Task to carry out:
Only lines holding the string "voltage" are wanted; copy each one from the material.

Dataset items:
☆ ☆ ☆ ☆ ☆ ☆ ☆

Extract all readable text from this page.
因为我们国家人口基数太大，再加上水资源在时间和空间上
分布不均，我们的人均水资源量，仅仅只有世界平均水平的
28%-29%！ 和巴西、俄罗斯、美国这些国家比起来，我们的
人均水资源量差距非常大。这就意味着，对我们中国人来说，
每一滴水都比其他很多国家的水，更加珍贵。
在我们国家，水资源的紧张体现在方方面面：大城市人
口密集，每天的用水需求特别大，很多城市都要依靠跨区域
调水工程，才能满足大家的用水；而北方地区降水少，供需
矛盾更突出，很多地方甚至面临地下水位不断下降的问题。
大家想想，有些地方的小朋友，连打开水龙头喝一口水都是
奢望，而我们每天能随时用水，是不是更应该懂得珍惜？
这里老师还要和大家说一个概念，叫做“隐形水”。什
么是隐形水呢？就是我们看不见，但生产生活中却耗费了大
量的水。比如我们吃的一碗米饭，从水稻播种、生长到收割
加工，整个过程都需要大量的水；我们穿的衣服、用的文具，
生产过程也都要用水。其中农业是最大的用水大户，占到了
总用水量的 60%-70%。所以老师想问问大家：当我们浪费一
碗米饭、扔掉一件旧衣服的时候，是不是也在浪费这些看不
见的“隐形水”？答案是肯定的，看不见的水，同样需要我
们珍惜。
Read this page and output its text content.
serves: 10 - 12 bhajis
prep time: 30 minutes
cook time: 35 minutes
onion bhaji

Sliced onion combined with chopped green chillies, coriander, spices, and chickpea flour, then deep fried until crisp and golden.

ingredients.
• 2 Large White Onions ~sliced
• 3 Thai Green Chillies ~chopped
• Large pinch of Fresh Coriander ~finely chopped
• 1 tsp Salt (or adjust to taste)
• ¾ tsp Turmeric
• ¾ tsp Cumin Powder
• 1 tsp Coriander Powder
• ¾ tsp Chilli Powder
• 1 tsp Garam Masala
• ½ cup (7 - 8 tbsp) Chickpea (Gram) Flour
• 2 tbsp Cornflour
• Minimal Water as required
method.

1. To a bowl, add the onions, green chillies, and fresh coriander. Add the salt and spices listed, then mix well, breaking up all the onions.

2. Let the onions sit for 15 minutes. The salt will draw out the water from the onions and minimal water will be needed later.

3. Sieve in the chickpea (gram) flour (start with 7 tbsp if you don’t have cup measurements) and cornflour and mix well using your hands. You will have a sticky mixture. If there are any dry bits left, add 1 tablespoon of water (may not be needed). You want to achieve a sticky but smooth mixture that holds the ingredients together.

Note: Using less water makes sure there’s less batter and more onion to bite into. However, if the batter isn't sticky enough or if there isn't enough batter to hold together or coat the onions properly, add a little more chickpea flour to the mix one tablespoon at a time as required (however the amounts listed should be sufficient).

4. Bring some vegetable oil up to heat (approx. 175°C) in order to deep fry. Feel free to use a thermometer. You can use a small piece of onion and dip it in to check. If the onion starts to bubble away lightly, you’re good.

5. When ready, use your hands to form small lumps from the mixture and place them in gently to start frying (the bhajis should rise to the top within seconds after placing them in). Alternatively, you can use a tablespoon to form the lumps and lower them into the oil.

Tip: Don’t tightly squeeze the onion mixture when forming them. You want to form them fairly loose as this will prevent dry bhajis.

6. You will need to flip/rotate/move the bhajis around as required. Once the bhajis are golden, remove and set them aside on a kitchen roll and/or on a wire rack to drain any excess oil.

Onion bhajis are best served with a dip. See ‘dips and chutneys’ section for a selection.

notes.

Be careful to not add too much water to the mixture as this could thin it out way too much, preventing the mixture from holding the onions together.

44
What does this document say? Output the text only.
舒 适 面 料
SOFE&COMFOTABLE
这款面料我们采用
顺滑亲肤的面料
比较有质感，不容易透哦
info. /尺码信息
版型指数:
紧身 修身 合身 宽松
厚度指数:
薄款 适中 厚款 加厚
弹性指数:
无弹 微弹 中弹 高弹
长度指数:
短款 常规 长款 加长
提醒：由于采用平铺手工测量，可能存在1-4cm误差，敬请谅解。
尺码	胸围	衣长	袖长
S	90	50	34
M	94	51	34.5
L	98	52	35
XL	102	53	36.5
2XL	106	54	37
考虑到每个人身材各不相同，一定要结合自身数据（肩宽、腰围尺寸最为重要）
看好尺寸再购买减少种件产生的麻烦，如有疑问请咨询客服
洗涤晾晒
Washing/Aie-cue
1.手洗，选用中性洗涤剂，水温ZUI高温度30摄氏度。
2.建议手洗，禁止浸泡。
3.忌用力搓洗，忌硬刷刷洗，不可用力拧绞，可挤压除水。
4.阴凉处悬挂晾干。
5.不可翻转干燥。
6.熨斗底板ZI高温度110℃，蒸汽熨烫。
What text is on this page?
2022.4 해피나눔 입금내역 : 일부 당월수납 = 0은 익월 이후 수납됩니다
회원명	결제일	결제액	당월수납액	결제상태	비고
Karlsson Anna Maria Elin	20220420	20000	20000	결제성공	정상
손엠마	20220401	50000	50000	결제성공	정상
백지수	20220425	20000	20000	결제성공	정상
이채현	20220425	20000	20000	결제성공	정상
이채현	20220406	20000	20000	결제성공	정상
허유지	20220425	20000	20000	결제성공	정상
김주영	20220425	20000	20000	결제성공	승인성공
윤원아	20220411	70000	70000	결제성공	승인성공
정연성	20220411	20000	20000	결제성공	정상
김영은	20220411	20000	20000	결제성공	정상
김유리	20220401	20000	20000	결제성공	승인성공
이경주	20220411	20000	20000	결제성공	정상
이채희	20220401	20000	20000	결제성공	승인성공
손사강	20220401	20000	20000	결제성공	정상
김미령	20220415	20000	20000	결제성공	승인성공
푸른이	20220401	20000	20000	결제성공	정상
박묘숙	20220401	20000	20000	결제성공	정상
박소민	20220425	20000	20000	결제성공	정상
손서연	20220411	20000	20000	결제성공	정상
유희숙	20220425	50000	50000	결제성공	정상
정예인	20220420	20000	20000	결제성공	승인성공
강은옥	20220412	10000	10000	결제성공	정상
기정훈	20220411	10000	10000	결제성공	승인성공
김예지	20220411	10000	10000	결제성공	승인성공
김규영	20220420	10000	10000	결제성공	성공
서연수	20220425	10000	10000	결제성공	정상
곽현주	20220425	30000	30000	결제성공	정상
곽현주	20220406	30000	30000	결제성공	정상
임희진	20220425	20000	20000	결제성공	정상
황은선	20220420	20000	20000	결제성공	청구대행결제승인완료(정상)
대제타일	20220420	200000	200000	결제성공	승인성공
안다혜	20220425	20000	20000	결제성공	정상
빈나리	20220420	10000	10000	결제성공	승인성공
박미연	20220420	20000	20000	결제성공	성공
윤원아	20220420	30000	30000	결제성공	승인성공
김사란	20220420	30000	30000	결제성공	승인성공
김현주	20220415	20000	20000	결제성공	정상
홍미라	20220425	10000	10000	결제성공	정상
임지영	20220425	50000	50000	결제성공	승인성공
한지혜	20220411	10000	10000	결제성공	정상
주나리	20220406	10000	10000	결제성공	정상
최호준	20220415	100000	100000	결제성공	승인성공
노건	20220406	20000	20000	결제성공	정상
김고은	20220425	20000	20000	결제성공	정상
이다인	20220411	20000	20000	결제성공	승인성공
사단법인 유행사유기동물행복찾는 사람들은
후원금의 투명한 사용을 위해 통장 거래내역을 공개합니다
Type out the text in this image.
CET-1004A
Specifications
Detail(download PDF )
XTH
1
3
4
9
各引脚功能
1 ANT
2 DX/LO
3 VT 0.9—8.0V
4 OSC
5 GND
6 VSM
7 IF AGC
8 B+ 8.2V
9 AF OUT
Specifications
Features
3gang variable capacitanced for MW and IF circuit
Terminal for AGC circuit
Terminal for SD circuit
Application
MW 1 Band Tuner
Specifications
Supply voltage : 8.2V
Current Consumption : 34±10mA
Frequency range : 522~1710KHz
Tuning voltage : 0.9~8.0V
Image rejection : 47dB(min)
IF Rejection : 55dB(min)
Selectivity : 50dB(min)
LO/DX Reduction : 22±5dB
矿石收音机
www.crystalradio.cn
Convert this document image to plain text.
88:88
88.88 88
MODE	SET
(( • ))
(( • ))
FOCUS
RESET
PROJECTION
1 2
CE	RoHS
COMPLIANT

☆ ☆ ☆ ☆ ☆ ☆ ☆

Response to the task:
Supply voltage : 8.2V
Tuning voltage : 0.9~8.0V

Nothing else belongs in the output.